- _Request_:
Answer with one number: how many lines have "video".

- _Stored records_:
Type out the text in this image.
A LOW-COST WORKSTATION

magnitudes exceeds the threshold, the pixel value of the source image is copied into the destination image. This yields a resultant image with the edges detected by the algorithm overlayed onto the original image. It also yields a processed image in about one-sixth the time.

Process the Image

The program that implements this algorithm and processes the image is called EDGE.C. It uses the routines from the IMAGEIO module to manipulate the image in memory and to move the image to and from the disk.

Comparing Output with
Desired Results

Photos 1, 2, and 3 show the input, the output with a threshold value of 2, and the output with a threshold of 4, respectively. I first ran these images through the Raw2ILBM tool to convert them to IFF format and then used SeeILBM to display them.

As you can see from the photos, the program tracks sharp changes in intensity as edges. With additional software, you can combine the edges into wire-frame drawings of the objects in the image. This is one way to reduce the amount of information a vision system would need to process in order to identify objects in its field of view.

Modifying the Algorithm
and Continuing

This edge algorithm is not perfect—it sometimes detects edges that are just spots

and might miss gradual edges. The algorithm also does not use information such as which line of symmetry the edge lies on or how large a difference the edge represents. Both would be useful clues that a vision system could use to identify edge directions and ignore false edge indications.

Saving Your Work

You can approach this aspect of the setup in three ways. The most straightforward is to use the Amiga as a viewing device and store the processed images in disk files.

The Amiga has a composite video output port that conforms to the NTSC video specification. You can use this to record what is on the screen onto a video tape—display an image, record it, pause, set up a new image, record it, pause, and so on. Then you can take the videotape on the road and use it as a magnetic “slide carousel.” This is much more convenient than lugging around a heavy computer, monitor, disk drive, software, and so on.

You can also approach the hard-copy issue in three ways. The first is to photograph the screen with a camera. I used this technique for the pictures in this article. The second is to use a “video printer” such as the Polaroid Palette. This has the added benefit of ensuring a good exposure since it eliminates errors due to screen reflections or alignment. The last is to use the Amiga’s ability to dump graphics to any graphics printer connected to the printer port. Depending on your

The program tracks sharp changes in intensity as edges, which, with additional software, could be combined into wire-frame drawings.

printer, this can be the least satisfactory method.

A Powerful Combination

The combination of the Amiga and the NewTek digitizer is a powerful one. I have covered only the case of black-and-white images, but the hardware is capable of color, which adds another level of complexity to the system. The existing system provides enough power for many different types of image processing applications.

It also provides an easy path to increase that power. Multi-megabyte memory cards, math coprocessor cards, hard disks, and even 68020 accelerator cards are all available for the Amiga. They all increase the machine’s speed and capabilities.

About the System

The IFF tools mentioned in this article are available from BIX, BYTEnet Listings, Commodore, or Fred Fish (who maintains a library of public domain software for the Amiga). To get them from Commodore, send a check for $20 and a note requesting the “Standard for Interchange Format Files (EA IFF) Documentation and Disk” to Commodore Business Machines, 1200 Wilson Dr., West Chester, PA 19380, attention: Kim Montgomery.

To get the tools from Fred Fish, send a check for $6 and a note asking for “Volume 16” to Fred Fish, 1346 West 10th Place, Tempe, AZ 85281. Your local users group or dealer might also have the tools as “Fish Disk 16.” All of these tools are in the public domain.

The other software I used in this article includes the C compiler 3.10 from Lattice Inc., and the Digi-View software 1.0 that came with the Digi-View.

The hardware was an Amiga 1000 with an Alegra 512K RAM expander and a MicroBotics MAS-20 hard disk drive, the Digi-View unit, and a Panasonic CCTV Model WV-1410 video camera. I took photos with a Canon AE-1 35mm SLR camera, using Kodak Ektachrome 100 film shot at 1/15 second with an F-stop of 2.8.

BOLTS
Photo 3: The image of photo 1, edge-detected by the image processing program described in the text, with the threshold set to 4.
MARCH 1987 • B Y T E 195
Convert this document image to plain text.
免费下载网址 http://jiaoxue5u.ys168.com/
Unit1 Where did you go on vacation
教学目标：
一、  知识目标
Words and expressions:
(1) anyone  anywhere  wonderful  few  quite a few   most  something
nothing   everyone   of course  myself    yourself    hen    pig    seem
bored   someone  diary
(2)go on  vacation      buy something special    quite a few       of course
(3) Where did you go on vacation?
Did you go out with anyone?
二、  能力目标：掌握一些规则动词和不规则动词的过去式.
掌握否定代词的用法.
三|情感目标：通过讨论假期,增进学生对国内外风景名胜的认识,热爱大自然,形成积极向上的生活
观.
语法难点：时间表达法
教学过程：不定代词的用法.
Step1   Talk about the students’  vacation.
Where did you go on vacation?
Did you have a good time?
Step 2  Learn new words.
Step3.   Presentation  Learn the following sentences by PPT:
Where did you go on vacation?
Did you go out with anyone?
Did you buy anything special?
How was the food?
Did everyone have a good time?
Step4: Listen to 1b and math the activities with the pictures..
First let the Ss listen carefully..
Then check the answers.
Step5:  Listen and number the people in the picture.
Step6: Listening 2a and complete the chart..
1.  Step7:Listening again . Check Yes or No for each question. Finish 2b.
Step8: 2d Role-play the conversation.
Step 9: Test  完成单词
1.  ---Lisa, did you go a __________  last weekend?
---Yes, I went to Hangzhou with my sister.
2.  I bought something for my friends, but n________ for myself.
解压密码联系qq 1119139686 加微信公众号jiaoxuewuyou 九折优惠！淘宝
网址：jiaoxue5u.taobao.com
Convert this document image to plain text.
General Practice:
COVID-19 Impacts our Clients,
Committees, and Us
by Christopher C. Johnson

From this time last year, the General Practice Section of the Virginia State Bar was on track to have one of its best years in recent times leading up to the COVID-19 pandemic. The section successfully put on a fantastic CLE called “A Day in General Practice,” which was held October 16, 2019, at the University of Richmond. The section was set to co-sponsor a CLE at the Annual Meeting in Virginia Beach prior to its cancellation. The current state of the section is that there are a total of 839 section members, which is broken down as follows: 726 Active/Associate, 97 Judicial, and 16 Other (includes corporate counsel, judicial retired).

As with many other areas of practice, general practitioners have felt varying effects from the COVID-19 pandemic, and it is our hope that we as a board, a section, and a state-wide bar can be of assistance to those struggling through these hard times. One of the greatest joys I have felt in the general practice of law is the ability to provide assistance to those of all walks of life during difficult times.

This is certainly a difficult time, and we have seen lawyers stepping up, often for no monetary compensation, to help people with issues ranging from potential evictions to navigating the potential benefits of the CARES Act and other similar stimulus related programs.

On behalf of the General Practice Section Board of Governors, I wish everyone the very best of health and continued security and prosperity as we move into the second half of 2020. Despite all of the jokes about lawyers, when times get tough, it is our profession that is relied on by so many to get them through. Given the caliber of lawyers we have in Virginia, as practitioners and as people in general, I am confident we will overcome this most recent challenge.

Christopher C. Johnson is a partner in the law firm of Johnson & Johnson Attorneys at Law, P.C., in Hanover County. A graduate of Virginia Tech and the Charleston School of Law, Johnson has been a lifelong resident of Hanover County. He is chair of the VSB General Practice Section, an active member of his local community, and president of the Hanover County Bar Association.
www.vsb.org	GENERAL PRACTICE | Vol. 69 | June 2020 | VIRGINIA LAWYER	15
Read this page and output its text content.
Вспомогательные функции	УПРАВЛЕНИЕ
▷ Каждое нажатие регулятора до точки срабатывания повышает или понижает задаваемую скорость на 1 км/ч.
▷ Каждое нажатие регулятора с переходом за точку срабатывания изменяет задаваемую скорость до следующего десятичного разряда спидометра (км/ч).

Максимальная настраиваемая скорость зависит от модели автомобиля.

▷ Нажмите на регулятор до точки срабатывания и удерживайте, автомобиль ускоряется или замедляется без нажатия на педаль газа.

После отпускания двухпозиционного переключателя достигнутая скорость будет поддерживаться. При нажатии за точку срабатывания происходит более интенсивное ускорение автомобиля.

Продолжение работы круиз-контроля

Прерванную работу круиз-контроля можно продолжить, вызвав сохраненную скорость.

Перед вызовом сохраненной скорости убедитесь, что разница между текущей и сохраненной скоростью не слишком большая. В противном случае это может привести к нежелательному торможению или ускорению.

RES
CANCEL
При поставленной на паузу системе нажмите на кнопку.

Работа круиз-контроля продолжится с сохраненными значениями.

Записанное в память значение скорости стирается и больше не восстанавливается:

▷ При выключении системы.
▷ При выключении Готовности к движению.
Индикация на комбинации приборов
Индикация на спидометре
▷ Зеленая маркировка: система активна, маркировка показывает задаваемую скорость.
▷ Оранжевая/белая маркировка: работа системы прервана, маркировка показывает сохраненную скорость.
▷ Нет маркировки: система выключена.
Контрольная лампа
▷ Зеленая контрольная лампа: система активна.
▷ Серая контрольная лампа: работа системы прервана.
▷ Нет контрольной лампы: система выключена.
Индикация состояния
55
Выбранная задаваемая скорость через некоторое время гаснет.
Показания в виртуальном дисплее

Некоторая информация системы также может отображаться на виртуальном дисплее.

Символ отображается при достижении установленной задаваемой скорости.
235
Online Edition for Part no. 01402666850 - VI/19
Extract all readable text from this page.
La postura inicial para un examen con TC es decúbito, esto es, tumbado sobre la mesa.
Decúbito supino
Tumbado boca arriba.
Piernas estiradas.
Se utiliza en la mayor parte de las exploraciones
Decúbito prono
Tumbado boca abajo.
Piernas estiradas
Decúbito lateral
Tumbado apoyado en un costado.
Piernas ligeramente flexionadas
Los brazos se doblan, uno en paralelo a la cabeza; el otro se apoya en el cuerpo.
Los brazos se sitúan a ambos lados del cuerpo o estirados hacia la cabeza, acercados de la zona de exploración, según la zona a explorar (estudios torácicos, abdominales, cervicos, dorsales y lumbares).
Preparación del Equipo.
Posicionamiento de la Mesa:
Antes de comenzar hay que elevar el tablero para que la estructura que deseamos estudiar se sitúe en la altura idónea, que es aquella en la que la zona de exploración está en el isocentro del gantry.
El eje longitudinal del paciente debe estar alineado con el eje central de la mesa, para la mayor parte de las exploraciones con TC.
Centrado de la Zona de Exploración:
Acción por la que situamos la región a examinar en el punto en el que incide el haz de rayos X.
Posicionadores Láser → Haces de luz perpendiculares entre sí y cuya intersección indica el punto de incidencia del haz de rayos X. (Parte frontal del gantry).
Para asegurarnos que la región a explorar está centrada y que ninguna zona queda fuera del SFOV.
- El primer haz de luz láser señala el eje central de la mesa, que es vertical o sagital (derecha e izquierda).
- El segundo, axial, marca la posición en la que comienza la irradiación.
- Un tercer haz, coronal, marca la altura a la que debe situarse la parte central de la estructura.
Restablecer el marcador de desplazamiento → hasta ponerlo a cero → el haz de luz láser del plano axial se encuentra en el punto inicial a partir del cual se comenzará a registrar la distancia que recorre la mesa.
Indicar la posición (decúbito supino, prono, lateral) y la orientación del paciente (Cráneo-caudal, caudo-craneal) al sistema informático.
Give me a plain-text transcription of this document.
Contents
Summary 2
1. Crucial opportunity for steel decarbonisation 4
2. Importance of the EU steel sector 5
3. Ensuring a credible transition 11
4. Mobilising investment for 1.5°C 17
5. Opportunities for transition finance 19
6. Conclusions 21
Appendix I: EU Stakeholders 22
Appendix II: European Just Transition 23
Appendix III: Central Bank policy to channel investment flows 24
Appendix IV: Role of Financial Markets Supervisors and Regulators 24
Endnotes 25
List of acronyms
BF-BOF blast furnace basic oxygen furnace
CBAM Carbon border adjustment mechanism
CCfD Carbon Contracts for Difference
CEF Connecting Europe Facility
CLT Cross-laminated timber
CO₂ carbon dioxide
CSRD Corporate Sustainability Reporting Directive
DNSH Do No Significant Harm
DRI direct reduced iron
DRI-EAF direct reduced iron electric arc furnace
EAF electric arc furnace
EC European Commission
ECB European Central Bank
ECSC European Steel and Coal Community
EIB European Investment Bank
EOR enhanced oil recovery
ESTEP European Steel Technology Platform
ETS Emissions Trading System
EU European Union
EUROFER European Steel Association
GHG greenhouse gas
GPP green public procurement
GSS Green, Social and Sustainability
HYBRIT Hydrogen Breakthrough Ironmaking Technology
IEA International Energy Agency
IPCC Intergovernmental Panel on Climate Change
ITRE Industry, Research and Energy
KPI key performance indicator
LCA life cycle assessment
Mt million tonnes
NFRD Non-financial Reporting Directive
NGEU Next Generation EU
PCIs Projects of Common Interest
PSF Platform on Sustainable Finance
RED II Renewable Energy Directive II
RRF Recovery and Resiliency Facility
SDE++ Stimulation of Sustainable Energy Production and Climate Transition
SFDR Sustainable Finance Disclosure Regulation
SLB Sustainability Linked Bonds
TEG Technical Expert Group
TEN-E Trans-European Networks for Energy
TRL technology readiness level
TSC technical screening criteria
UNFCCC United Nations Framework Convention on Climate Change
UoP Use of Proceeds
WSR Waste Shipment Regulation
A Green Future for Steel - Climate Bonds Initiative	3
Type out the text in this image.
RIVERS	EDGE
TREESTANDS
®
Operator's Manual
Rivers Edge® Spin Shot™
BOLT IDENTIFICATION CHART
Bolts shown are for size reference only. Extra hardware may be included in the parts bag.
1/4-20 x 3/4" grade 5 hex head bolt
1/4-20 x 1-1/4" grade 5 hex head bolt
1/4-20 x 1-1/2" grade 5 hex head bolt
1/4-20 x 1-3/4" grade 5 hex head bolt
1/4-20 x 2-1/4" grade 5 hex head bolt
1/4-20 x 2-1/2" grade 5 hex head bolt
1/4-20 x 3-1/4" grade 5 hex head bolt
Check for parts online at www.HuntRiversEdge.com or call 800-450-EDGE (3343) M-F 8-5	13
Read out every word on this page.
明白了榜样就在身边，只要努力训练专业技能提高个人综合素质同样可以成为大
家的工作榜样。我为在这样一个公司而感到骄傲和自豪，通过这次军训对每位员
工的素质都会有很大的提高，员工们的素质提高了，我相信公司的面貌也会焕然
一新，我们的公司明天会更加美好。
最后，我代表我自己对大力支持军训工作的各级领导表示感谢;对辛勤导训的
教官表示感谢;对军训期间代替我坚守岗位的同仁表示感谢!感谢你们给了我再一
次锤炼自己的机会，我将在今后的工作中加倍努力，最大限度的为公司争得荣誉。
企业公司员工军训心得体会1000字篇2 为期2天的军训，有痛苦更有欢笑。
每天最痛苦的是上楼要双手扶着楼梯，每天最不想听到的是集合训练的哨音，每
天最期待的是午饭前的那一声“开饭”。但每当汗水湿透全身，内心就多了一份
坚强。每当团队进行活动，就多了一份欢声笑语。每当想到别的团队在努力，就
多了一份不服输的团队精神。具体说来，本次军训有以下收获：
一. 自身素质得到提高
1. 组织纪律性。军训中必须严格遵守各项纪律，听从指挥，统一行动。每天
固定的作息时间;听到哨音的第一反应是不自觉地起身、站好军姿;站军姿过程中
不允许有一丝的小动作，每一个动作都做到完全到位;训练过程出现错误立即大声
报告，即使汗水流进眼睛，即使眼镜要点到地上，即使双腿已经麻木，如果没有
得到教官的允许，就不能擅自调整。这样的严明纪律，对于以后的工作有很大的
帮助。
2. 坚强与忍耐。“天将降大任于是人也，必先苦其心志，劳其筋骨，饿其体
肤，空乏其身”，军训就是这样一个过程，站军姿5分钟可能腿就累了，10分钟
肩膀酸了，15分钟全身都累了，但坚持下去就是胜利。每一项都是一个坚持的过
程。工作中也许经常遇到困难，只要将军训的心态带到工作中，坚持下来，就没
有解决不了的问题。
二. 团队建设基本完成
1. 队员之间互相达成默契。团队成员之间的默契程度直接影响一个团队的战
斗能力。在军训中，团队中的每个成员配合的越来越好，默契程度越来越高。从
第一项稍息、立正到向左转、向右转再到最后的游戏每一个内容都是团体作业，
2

- _Correct answer_:
3